● **Records for the task**:
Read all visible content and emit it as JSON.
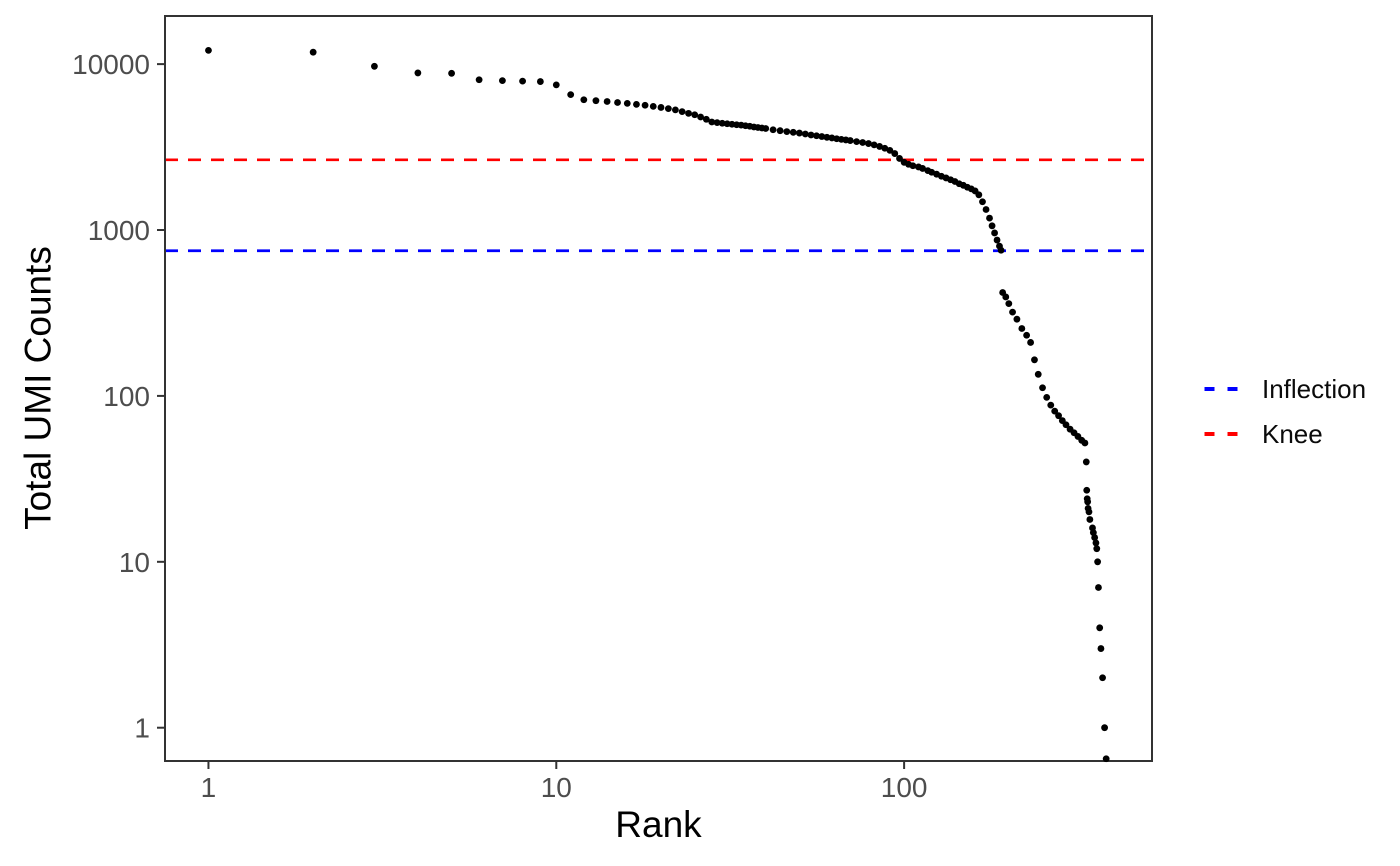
{
  "figure_title": "",
  "axis_titles": {
    "x": "Rank",
    "y": "Total UMI Counts"
  },
  "legend": {
    "items": [
      {
        "label": "Inflection",
        "color": "#0000FF"
      },
      {
        "label": "Knee",
        "color": "#FF0000"
      }
    ]
  },
  "chart_data": {
    "type": "scatter",
    "title": "",
    "xlabel": "Rank",
    "ylabel": "Total UMI Counts",
    "x_scale": "log10",
    "y_scale": "log10",
    "xlim": [
      0.75,
      516
    ],
    "ylim": [
      0.63,
      19500
    ],
    "x_ticks": [
      1,
      10,
      100
    ],
    "y_ticks": [
      1,
      10,
      100,
      1000,
      10000
    ],
    "grid": "off",
    "legend_position": "right",
    "point_color": "#000000",
    "tick_label_color": "#4D4D4D",
    "axis_color": "#333333",
    "hlines": [
      {
        "label": "Inflection",
        "value": 750,
        "color": "#0000FF",
        "style": "dashed"
      },
      {
        "label": "Knee",
        "value": 2650,
        "color": "#FF0000",
        "style": "dashed"
      }
    ],
    "points": [
      [
        1,
        12100
      ],
      [
        2,
        11800
      ],
      [
        3,
        9700
      ],
      [
        4,
        8850
      ],
      [
        5,
        8800
      ],
      [
        6,
        8050
      ],
      [
        7,
        7950
      ],
      [
        8,
        7900
      ],
      [
        9,
        7850
      ],
      [
        10,
        7500
      ],
      [
        11,
        6550
      ],
      [
        12,
        6100
      ],
      [
        13,
        6020
      ],
      [
        14,
        5950
      ],
      [
        15,
        5870
      ],
      [
        16,
        5800
      ],
      [
        17,
        5720
      ],
      [
        18,
        5650
      ],
      [
        19,
        5560
      ],
      [
        20,
        5480
      ],
      [
        21,
        5390
      ],
      [
        22,
        5300
      ],
      [
        23,
        5170
      ],
      [
        24,
        5050
      ],
      [
        25,
        4950
      ],
      [
        26,
        4800
      ],
      [
        27,
        4650
      ],
      [
        28,
        4480
      ],
      [
        29,
        4440
      ],
      [
        30,
        4400
      ],
      [
        31,
        4370
      ],
      [
        32,
        4340
      ],
      [
        33,
        4310
      ],
      [
        34,
        4290
      ],
      [
        35,
        4250
      ],
      [
        36,
        4220
      ],
      [
        37,
        4180
      ],
      [
        38,
        4150
      ],
      [
        39,
        4120
      ],
      [
        40,
        4090
      ],
      [
        42,
        4020
      ],
      [
        44,
        3970
      ],
      [
        46,
        3920
      ],
      [
        48,
        3880
      ],
      [
        50,
        3840
      ],
      [
        52,
        3790
      ],
      [
        54,
        3740
      ],
      [
        56,
        3700
      ],
      [
        58,
        3660
      ],
      [
        60,
        3620
      ],
      [
        62,
        3590
      ],
      [
        64,
        3550
      ],
      [
        66,
        3520
      ],
      [
        68,
        3490
      ],
      [
        70,
        3460
      ],
      [
        73,
        3410
      ],
      [
        76,
        3370
      ],
      [
        79,
        3320
      ],
      [
        82,
        3260
      ],
      [
        85,
        3190
      ],
      [
        88,
        3110
      ],
      [
        91,
        3020
      ],
      [
        94,
        2890
      ],
      [
        97,
        2700
      ],
      [
        100,
        2560
      ],
      [
        103,
        2490
      ],
      [
        106,
        2440
      ],
      [
        110,
        2400
      ],
      [
        113,
        2350
      ],
      [
        117,
        2280
      ],
      [
        120,
        2230
      ],
      [
        124,
        2170
      ],
      [
        128,
        2110
      ],
      [
        132,
        2060
      ],
      [
        136,
        2010
      ],
      [
        140,
        1960
      ],
      [
        144,
        1900
      ],
      [
        148,
        1860
      ],
      [
        152,
        1810
      ],
      [
        156,
        1770
      ],
      [
        160,
        1720
      ],
      [
        164,
        1630
      ],
      [
        168,
        1480
      ],
      [
        172,
        1330
      ],
      [
        176,
        1180
      ],
      [
        179,
        1060
      ],
      [
        182,
        960
      ],
      [
        185,
        870
      ],
      [
        188,
        800
      ],
      [
        190,
        755
      ],
      [
        192,
        420
      ],
      [
        196,
        395
      ],
      [
        200,
        360
      ],
      [
        205,
        320
      ],
      [
        211,
        290
      ],
      [
        218,
        255
      ],
      [
        225,
        232
      ],
      [
        231,
        210
      ],
      [
        237,
        165
      ],
      [
        243,
        135
      ],
      [
        250,
        112
      ],
      [
        257,
        98
      ],
      [
        264,
        88
      ],
      [
        271,
        81
      ],
      [
        278,
        76
      ],
      [
        285,
        71
      ],
      [
        292,
        67
      ],
      [
        300,
        63
      ],
      [
        308,
        60
      ],
      [
        316,
        57
      ],
      [
        324,
        54
      ],
      [
        331,
        52
      ],
      [
        334,
        40
      ],
      [
        335,
        27
      ],
      [
        336,
        24
      ],
      [
        337,
        23
      ],
      [
        338,
        21
      ],
      [
        340,
        20
      ],
      [
        342,
        18
      ],
      [
        348,
        16
      ],
      [
        350,
        15
      ],
      [
        353,
        14
      ],
      [
        356,
        13
      ],
      [
        358,
        12
      ],
      [
        360,
        10
      ],
      [
        362,
        7
      ],
      [
        365,
        4
      ],
      [
        368,
        3
      ],
      [
        372,
        2
      ],
      [
        377,
        1
      ],
      [
        381,
        0.65
      ]
    ]
  }
}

● **Aim**: Using the records above, output their complete text exactly, minus any images.

● **Full response**:
Read all visible content and emit it as JSON.
{
  "figure_title": "",
  "axis_titles": {
    "x": "Rank",
    "y": "Total UMI Counts"
  },
  "legend": {
    "items": [
      {
        "label": "Inflection",
        "color": "#0000FF"
      },
      {
        "label": "Knee",
        "color": "#FF0000"
      }
    ]
  },
  "chart_data": {
    "type": "scatter",
    "title": "",
    "xlabel": "Rank",
    "ylabel": "Total UMI Counts",
    "x_scale": "log10",
    "y_scale": "log10",
    "xlim": [
      0.75,
      516
    ],
    "ylim": [
      0.63,
      19500
    ],
    "x_ticks": [
      1,
      10,
      100
    ],
    "y_ticks": [
      1,
      10,
      100,
      1000,
      10000
    ],
    "grid": "off",
    "legend_position": "right",
    "point_color": "#000000",
    "tick_label_color": "#4D4D4D",
    "axis_color": "#333333",
    "hlines": [
      {
        "label": "Inflection",
        "value": 750,
        "color": "#0000FF",
        "style": "dashed"
      },
      {
        "label": "Knee",
        "value": 2650,
        "color": "#FF0000",
        "style": "dashed"
      }
    ],
    "points": [
      [
        1,
        12100
      ],
      [
        2,
        11800
      ],
      [
        3,
        9700
      ],
      [
        4,
        8850
      ],
      [
        5,
        8800
      ],
      [
        6,
        8050
      ],
      [
        7,
        7950
      ],
      [
        8,
        7900
      ],
      [
        9,
        7850
      ],
      [
        10,
        7500
      ],
      [
        11,
        6550
      ],
      [
        12,
        6100
      ],
      [
        13,
        6020
      ],
      [
        14,
        5950
      ],
      [
        15,
        5870
      ],
      [
        16,
        5800
      ],
      [
        17,
        5720
      ],
      [
        18,
        5650
      ],
      [
        19,
        5560
      ],
      [
        20,
        5480
      ],
      [
        21,
        5390
      ],
      [
        22,
        5300
      ],
      [
        23,
        5170
      ],
      [
        24,
        5050
      ],
      [
        25,
        4950
      ],
      [
        26,
        4800
      ],
      [
        27,
        4650
      ],
      [
        28,
        4480
      ],
      [
        29,
        4440
      ],
      [
        30,
        4400
      ],
      [
        31,
        4370
      ],
      [
        32,
        4340
      ],
      [
        33,
        4310
      ],
      [
        34,
        4290
      ],
      [
        35,
        4250
      ],
      [
        36,
        4220
      ],
      [
        37,
        4180
      ],
      [
        38,
        4150
      ],
      [
        39,
        4120
      ],
      [
        40,
        4090
      ],
      [
        42,
        4020
      ],
      [
        44,
        3970
      ],
      [
        46,
        3920
      ],
      [
        48,
        3880
      ],
      [
        50,
        3840
      ],
      [
        52,
        3790
      ],
      [
        54,
        3740
      ],
      [
        56,
        3700
      ],
      [
        58,
        3660
      ],
      [
        60,
        3620
      ],
      [
        62,
        3590
      ],
      [
        64,
        3550
      ],
      [
        66,
        3520
      ],
      [
        68,
        3490
      ],
      [
        70,
        3460
      ],
      [
        73,
        3410
      ],
      [
        76,
        3370
      ],
      [
        79,
        3320
      ],
      [
        82,
        3260
      ],
      [
        85,
        3190
      ],
      [
        88,
        3110
      ],
      [
        91,
        3020
      ],
      [
        94,
        2890
      ],
      [
        97,
        2700
      ],
      [
        100,
        2560
      ],
      [
        103,
        2490
      ],
      [
        106,
        2440
      ],
      [
        110,
        2400
      ],
      [
        113,
        2350
      ],
      [
        117,
        2280
      ],
      [
        120,
        2230
      ],
      [
        124,
        2170
      ],
      [
        128,
        2110
      ],
      [
        132,
        2060
      ],
      [
        136,
        2010
      ],
      [
        140,
        1960
      ],
      [
        144,
        1900
      ],
      [
        148,
        1860
      ],
      [
        152,
        1810
      ],
      [
        156,
        1770
      ],
      [
        160,
        1720
      ],
      [
        164,
        1630
      ],
      [
        168,
        1480
      ],
      [
        172,
        1330
      ],
      [
        176,
        1180
      ],
      [
        179,
        1060
      ],
      [
        182,
        960
      ],
      [
        185,
        870
      ],
      [
        188,
        800
      ],
      [
        190,
        755
      ],
      [
        192,
        420
      ],
      [
        196,
        395
      ],
      [
        200,
        360
      ],
      [
        205,
        320
      ],
      [
        211,
        290
      ],
      [
        218,
        255
      ],
      [
        225,
        232
      ],
      [
        231,
        210
      ],
      [
        237,
        165
      ],
      [
        243,
        135
      ],
      [
        250,
        112
      ],
      [
        257,
        98
      ],
      [
        264,
        88
      ],
      [
        271,
        81
      ],
      [
        278,
        76
      ],
      [
        285,
        71
      ],
      [
        292,
        67
      ],
      [
        300,
        63
      ],
      [
        308,
        60
      ],
      [
        316,
        57
      ],
      [
        324,
        54
      ],
      [
        331,
        52
      ],
      [
        334,
        40
      ],
      [
        335,
        27
      ],
      [
        336,
        24
      ],
      [
        337,
        23
      ],
      [
        338,
        21
      ],
      [
        340,
        20
      ],
      [
        342,
        18
      ],
      [
        348,
        16
      ],
      [
        350,
        15
      ],
      [
        353,
        14
      ],
      [
        356,
        13
      ],
      [
        358,
        12
      ],
      [
        360,
        10
      ],
      [
        362,
        7
      ],
      [
        365,
        4
      ],
      [
        368,
        3
      ],
      [
        372,
        2
      ],
      [
        377,
        1
      ],
      [
        381,
        0.65
      ]
    ]
  }
}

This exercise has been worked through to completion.